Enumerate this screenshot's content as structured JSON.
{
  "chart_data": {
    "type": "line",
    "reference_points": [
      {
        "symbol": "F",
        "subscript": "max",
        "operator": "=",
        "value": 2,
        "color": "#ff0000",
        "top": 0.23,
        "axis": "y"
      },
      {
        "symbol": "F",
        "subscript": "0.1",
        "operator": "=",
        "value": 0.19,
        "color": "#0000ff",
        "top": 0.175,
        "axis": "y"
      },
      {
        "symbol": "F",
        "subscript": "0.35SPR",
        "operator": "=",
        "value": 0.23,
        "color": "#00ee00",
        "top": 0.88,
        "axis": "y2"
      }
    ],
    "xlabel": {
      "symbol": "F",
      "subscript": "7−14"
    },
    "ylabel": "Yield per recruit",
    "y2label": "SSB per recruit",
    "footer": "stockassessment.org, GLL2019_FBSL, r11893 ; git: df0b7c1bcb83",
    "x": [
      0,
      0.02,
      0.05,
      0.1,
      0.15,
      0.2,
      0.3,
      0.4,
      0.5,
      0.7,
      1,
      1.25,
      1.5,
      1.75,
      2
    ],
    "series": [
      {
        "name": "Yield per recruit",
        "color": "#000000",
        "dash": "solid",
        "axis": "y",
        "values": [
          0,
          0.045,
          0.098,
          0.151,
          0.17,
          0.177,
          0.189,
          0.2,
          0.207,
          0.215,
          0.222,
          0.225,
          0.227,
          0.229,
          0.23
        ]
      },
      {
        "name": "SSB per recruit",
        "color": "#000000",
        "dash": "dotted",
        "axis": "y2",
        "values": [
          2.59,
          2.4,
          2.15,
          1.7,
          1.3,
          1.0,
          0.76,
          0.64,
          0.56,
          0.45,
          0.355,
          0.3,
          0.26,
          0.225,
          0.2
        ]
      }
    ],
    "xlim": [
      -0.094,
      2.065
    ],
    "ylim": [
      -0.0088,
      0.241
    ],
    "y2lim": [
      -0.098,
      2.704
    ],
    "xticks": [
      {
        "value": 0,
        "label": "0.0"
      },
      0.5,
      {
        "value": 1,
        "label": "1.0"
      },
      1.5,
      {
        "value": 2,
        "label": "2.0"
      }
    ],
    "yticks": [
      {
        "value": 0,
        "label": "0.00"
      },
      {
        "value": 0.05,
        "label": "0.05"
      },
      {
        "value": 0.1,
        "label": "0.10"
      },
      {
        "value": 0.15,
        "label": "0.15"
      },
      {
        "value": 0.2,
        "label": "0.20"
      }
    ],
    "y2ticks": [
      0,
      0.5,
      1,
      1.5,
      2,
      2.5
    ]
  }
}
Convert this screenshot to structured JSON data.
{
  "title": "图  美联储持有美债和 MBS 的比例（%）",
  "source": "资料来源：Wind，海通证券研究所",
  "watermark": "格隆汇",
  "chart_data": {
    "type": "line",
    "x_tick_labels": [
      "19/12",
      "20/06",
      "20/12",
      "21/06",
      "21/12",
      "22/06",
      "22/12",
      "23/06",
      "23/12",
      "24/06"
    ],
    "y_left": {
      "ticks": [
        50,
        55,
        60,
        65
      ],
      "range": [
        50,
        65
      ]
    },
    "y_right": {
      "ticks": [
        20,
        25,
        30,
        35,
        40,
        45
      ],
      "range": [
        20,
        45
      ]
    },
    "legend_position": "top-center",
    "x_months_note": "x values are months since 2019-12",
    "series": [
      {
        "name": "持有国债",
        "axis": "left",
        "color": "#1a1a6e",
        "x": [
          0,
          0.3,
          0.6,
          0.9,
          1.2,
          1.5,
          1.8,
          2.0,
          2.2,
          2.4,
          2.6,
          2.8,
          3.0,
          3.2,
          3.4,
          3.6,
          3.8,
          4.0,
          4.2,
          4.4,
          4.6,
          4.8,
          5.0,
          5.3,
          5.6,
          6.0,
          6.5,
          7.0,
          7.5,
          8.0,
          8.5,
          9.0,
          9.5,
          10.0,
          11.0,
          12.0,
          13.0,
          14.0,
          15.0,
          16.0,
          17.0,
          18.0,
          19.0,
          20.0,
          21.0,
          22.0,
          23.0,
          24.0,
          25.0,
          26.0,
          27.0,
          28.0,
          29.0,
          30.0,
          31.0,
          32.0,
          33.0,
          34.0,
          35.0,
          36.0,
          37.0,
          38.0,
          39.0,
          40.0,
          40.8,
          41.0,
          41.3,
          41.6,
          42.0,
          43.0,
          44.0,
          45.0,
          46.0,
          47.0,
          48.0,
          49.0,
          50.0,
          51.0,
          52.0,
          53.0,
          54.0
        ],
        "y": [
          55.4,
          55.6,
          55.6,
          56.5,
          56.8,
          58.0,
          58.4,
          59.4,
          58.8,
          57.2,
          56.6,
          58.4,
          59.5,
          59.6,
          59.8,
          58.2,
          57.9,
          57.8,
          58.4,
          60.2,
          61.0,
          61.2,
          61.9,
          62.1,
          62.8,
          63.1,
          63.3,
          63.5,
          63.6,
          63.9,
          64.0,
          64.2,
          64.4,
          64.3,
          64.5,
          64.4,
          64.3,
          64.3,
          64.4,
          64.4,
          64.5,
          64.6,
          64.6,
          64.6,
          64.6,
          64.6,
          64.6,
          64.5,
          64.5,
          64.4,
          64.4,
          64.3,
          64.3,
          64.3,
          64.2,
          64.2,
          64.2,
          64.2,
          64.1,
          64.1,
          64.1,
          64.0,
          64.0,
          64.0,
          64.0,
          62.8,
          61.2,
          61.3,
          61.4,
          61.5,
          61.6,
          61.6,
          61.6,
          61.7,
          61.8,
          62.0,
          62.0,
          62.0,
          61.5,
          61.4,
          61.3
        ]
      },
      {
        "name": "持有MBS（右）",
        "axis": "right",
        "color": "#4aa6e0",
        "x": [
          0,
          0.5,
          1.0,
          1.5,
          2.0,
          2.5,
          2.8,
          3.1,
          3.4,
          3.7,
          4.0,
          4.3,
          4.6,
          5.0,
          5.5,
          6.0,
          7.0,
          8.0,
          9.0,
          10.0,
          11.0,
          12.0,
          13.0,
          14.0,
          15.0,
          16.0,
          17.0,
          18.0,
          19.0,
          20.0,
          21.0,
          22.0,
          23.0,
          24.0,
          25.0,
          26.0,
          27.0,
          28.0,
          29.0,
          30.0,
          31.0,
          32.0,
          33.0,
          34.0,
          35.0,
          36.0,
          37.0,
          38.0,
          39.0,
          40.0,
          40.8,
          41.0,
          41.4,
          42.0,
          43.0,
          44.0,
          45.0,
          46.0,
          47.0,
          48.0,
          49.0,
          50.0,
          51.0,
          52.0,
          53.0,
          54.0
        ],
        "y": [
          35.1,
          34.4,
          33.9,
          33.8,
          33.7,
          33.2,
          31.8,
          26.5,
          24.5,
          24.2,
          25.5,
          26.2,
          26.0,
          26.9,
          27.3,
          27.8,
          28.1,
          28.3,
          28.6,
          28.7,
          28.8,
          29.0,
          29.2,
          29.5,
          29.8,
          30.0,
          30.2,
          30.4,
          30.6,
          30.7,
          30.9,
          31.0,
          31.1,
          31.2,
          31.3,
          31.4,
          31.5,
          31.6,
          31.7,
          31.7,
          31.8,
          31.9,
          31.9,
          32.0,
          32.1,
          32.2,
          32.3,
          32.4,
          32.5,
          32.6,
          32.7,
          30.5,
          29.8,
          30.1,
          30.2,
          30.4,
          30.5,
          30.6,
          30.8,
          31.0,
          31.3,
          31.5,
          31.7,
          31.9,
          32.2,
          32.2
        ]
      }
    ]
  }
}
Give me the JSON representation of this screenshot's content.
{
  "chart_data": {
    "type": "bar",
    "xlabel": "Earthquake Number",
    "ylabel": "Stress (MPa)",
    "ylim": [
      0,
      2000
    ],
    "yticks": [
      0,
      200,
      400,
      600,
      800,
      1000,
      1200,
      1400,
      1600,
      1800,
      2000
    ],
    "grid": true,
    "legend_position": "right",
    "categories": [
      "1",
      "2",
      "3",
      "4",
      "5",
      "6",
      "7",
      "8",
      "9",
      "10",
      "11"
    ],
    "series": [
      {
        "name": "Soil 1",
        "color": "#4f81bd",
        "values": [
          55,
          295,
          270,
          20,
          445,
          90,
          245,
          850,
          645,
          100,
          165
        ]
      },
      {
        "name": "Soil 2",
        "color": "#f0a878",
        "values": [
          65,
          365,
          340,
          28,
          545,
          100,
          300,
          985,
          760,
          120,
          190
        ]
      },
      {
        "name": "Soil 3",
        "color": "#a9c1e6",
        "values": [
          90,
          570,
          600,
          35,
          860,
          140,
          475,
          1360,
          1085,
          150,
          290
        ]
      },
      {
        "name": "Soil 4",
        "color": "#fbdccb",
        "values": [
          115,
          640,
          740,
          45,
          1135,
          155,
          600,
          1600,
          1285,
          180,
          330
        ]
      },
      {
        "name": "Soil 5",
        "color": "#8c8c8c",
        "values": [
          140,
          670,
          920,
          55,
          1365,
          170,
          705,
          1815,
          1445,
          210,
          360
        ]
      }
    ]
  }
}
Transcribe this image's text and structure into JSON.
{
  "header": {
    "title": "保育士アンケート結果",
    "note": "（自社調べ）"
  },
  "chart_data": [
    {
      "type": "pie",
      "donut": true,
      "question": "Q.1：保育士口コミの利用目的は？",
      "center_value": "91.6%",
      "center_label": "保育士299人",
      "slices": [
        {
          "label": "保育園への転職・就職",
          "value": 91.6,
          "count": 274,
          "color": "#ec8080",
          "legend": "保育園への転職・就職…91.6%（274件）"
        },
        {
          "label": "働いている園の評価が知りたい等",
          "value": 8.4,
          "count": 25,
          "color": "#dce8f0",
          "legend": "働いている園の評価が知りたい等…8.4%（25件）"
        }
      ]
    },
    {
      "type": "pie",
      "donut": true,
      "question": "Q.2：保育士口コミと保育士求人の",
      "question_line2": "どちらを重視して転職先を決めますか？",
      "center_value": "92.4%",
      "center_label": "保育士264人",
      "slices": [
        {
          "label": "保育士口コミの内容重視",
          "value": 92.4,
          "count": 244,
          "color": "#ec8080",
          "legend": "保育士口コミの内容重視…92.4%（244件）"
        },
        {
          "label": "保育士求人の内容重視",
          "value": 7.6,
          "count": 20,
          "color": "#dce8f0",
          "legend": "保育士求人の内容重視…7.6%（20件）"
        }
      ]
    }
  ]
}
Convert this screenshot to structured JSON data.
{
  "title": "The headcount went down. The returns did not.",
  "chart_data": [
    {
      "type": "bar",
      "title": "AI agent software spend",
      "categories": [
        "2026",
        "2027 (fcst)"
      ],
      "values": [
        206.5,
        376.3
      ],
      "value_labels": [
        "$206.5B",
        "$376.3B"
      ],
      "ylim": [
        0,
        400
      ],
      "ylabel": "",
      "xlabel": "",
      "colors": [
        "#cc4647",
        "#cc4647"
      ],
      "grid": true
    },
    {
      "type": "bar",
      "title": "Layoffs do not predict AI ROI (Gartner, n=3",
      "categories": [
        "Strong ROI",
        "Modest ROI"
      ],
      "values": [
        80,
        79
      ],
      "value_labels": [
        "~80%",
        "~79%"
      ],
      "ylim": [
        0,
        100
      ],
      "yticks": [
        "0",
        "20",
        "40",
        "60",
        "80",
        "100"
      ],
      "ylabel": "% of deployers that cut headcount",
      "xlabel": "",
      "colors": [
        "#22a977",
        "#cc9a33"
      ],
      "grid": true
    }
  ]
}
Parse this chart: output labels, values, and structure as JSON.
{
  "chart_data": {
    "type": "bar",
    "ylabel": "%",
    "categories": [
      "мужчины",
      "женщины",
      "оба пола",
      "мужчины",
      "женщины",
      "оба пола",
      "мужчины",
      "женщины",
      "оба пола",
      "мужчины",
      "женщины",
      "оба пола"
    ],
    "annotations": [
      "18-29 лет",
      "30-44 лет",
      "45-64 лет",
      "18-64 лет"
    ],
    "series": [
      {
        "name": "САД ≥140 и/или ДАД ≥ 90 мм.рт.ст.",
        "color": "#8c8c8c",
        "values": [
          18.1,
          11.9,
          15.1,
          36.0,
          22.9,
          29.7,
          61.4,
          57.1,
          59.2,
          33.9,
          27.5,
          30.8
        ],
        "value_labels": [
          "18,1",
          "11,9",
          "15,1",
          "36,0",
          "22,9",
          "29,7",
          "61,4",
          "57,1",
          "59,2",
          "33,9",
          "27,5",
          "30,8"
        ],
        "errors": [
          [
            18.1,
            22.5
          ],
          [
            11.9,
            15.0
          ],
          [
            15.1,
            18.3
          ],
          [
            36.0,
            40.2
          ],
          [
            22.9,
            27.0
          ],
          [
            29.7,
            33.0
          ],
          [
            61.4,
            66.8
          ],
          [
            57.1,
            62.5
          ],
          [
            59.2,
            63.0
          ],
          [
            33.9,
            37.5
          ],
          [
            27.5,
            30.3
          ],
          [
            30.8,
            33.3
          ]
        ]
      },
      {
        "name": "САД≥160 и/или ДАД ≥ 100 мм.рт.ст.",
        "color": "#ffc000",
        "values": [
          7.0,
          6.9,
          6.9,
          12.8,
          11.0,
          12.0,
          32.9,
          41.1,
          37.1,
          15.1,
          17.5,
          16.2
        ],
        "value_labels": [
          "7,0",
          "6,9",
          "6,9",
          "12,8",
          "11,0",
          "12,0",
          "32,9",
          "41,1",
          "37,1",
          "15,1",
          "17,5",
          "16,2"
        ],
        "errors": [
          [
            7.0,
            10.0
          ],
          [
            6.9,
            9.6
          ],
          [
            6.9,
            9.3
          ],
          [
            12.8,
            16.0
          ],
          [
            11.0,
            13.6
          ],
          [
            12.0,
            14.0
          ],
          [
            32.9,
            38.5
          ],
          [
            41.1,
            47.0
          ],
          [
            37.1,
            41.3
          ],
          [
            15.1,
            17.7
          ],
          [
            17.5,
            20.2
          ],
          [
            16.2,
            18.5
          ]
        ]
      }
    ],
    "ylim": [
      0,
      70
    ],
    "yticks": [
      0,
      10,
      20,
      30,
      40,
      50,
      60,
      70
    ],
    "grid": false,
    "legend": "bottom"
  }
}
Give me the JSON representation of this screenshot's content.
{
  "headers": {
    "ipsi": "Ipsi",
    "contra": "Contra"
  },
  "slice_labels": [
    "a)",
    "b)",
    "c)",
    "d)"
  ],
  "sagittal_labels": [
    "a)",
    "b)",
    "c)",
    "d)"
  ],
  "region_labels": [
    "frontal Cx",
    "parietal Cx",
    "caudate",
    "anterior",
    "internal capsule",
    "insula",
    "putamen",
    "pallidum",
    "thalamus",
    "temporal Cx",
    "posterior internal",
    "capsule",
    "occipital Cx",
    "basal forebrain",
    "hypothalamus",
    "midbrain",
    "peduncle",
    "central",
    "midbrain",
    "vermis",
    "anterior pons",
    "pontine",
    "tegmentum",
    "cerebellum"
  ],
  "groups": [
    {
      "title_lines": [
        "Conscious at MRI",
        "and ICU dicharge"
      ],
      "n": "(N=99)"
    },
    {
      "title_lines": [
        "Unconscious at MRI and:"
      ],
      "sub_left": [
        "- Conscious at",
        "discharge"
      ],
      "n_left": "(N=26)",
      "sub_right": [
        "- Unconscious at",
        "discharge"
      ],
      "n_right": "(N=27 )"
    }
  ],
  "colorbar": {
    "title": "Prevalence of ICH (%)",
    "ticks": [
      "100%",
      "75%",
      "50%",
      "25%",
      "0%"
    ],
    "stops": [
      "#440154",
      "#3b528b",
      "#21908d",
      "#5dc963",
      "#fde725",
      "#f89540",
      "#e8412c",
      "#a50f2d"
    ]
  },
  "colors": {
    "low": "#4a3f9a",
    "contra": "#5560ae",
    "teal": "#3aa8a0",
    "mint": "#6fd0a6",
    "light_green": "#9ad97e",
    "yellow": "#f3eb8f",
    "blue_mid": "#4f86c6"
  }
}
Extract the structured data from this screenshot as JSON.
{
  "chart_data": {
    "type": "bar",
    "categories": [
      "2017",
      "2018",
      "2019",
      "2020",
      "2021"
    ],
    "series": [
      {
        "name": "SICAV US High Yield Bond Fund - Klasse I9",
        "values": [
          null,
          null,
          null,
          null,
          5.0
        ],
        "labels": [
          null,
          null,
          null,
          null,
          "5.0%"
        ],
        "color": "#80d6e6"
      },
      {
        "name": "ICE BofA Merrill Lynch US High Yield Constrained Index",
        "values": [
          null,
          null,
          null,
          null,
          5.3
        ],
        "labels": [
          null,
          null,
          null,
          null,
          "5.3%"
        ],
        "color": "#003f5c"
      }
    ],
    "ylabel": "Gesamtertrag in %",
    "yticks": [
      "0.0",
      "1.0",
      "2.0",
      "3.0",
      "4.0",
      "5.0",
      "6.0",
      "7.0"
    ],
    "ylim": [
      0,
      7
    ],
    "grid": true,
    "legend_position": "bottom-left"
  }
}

■ ■ ■

STATED EXERCISE:
Copy out every line from the data above that has "Unconscious" in it.

REPLY:
        "Unconscious at MRI and:"
        "- Unconscious at",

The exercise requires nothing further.